[YOUR OBJECTIVE]:
Each entry has to be copied exactly, with nothing missed.
※ ※ ※
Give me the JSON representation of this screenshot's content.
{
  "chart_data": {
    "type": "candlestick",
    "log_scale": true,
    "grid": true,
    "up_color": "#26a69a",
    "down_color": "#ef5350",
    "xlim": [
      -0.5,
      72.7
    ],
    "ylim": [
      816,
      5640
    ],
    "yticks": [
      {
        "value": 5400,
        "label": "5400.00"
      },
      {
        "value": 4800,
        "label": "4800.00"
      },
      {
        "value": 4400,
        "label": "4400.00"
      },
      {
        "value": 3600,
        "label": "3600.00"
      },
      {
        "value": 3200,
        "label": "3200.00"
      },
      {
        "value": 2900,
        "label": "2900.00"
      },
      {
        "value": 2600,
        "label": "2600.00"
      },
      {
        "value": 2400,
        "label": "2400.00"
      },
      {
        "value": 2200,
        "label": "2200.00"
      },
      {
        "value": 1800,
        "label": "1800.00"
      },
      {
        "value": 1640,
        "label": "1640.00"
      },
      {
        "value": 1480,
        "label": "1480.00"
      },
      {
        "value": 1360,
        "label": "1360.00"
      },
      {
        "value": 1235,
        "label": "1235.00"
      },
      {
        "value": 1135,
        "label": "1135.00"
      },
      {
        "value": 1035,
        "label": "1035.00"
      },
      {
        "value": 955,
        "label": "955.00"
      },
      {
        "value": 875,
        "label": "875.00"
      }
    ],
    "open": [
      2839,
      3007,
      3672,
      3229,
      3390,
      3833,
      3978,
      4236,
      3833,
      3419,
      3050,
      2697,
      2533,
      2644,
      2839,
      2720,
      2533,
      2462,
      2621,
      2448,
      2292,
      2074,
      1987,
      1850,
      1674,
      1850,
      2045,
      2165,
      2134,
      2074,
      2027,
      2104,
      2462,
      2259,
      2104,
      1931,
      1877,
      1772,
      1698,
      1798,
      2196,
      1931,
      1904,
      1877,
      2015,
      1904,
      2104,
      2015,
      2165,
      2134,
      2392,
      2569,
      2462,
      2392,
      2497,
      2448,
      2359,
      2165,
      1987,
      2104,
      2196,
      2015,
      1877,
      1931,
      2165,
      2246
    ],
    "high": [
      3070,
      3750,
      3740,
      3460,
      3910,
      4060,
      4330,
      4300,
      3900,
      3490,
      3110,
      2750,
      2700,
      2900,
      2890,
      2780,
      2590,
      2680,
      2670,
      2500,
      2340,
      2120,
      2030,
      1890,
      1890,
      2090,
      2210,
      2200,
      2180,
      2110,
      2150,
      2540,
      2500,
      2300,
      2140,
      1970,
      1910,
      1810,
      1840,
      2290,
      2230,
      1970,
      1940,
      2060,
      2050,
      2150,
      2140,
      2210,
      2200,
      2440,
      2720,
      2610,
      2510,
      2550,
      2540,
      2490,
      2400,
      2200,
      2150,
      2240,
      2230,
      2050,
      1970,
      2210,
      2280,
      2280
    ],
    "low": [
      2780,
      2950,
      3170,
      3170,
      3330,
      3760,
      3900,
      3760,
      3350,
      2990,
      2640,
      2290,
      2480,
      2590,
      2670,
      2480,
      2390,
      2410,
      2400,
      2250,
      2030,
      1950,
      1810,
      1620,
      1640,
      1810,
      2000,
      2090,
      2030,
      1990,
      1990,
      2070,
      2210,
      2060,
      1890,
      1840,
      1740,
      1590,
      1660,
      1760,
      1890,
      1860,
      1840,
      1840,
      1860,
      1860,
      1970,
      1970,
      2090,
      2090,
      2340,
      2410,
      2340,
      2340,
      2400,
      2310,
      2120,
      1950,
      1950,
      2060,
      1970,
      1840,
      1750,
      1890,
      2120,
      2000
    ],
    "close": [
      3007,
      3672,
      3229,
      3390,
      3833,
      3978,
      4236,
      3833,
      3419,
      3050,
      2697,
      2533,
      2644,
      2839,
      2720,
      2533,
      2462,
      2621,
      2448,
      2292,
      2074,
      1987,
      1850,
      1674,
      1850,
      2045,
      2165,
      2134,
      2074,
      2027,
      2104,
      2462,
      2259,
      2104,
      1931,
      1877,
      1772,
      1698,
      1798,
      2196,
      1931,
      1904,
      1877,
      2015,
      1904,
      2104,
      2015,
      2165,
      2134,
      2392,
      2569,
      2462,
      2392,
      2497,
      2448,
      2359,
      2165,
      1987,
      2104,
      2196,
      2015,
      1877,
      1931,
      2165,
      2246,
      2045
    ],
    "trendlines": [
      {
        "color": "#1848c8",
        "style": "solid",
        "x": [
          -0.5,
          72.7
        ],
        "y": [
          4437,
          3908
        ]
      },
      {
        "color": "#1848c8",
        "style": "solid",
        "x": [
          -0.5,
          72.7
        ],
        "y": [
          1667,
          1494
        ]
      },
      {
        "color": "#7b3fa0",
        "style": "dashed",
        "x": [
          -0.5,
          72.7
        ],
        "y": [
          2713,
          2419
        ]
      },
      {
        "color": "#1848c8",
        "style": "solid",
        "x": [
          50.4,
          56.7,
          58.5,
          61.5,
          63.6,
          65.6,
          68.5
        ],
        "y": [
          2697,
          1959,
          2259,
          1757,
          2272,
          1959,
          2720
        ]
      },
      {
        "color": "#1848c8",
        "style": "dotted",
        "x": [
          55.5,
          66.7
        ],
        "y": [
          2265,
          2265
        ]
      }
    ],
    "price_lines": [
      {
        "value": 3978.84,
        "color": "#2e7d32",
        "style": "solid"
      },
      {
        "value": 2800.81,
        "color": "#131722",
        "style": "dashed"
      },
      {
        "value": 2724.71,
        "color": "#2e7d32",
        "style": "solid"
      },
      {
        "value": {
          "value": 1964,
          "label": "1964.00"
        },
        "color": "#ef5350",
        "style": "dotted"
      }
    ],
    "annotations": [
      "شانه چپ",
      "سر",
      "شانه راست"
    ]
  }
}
※ ※ ※
[EXPECTED OUTPUT]:
Give me the JSON representation of this screenshot's content.
{
  "chart_data": {
    "type": "candlestick",
    "log_scale": true,
    "grid": true,
    "up_color": "#26a69a",
    "down_color": "#ef5350",
    "xlim": [
      -0.5,
      72.7
    ],
    "ylim": [
      816,
      5640
    ],
    "yticks": [
      {
        "value": 5400,
        "label": "5400.00"
      },
      {
        "value": 4800,
        "label": "4800.00"
      },
      {
        "value": 4400,
        "label": "4400.00"
      },
      {
        "value": 3600,
        "label": "3600.00"
      },
      {
        "value": 3200,
        "label": "3200.00"
      },
      {
        "value": 2900,
        "label": "2900.00"
      },
      {
        "value": 2600,
        "label": "2600.00"
      },
      {
        "value": 2400,
        "label": "2400.00"
      },
      {
        "value": 2200,
        "label": "2200.00"
      },
      {
        "value": 1800,
        "label": "1800.00"
      },
      {
        "value": 1640,
        "label": "1640.00"
      },
      {
        "value": 1480,
        "label": "1480.00"
      },
      {
        "value": 1360,
        "label": "1360.00"
      },
      {
        "value": 1235,
        "label": "1235.00"
      },
      {
        "value": 1135,
        "label": "1135.00"
      },
      {
        "value": 1035,
        "label": "1035.00"
      },
      {
        "value": 955,
        "label": "955.00"
      },
      {
        "value": 875,
        "label": "875.00"
      }
    ],
    "open": [
      2839,
      3007,
      3672,
      3229,
      3390,
      3833,
      3978,
      4236,
      3833,
      3419,
      3050,
      2697,
      2533,
      2644,
      2839,
      2720,
      2533,
      2462,
      2621,
      2448,
      2292,
      2074,
      1987,
      1850,
      1674,
      1850,
      2045,
      2165,
      2134,
      2074,
      2027,
      2104,
      2462,
      2259,
      2104,
      1931,
      1877,
      1772,
      1698,
      1798,
      2196,
      1931,
      1904,
      1877,
      2015,
      1904,
      2104,
      2015,
      2165,
      2134,
      2392,
      2569,
      2462,
      2392,
      2497,
      2448,
      2359,
      2165,
      1987,
      2104,
      2196,
      2015,
      1877,
      1931,
      2165,
      2246
    ],
    "high": [
      3070,
      3750,
      3740,
      3460,
      3910,
      4060,
      4330,
      4300,
      3900,
      3490,
      3110,
      2750,
      2700,
      2900,
      2890,
      2780,
      2590,
      2680,
      2670,
      2500,
      2340,
      2120,
      2030,
      1890,
      1890,
      2090,
      2210,
      2200,
      2180,
      2110,
      2150,
      2540,
      2500,
      2300,
      2140,
      1970,
      1910,
      1810,
      1840,
      2290,
      2230,
      1970,
      1940,
      2060,
      2050,
      2150,
      2140,
      2210,
      2200,
      2440,
      2720,
      2610,
      2510,
      2550,
      2540,
      2490,
      2400,
      2200,
      2150,
      2240,
      2230,
      2050,
      1970,
      2210,
      2280,
      2280
    ],
    "low": [
      2780,
      2950,
      3170,
      3170,
      3330,
      3760,
      3900,
      3760,
      3350,
      2990,
      2640,
      2290,
      2480,
      2590,
      2670,
      2480,
      2390,
      2410,
      2400,
      2250,
      2030,
      1950,
      1810,
      1620,
      1640,
      1810,
      2000,
      2090,
      2030,
      1990,
      1990,
      2070,
      2210,
      2060,
      1890,
      1840,
      1740,
      1590,
      1660,
      1760,
      1890,
      1860,
      1840,
      1840,
      1860,
      1860,
      1970,
      1970,
      2090,
      2090,
      2340,
      2410,
      2340,
      2340,
      2400,
      2310,
      2120,
      1950,
      1950,
      2060,
      1970,
      1840,
      1750,
      1890,
      2120,
      2000
    ],
    "close": [
      3007,
      3672,
      3229,
      3390,
      3833,
      3978,
      4236,
      3833,
      3419,
      3050,
      2697,
      2533,
      2644,
      2839,
      2720,
      2533,
      2462,
      2621,
      2448,
      2292,
      2074,
      1987,
      1850,
      1674,
      1850,
      2045,
      2165,
      2134,
      2074,
      2027,
      2104,
      2462,
      2259,
      2104,
      1931,
      1877,
      1772,
      1698,
      1798,
      2196,
      1931,
      1904,
      1877,
      2015,
      1904,
      2104,
      2015,
      2165,
      2134,
      2392,
      2569,
      2462,
      2392,
      2497,
      2448,
      2359,
      2165,
      1987,
      2104,
      2196,
      2015,
      1877,
      1931,
      2165,
      2246,
      2045
    ],
    "trendlines": [
      {
        "color": "#1848c8",
        "style": "solid",
        "x": [
          -0.5,
          72.7
        ],
        "y": [
          4437,
          3908
        ]
      },
      {
        "color": "#1848c8",
        "style": "solid",
        "x": [
          -0.5,
          72.7
        ],
        "y": [
          1667,
          1494
        ]
      },
      {
        "color": "#7b3fa0",
        "style": "dashed",
        "x": [
          -0.5,
          72.7
        ],
        "y": [
          2713,
          2419
        ]
      },
      {
        "color": "#1848c8",
        "style": "solid",
        "x": [
          50.4,
          56.7,
          58.5,
          61.5,
          63.6,
          65.6,
          68.5
        ],
        "y": [
          2697,
          1959,
          2259,
          1757,
          2272,
          1959,
          2720
        ]
      },
      {
        "color": "#1848c8",
        "style": "dotted",
        "x": [
          55.5,
          66.7
        ],
        "y": [
          2265,
          2265
        ]
      }
    ],
    "price_lines": [
      {
        "value": 3978.84,
        "color": "#2e7d32",
        "style": "solid"
      },
      {
        "value": 2800.81,
        "color": "#131722",
        "style": "dashed"
      },
      {
        "value": 2724.71,
        "color": "#2e7d32",
        "style": "solid"
      },
      {
        "value": {
          "value": 1964,
          "label": "1964.00"
        },
        "color": "#ef5350",
        "style": "dotted"
      }
    ],
    "annotations": [
      "شانه چپ",
      "سر",
      "شانه راست"
    ]
  }
}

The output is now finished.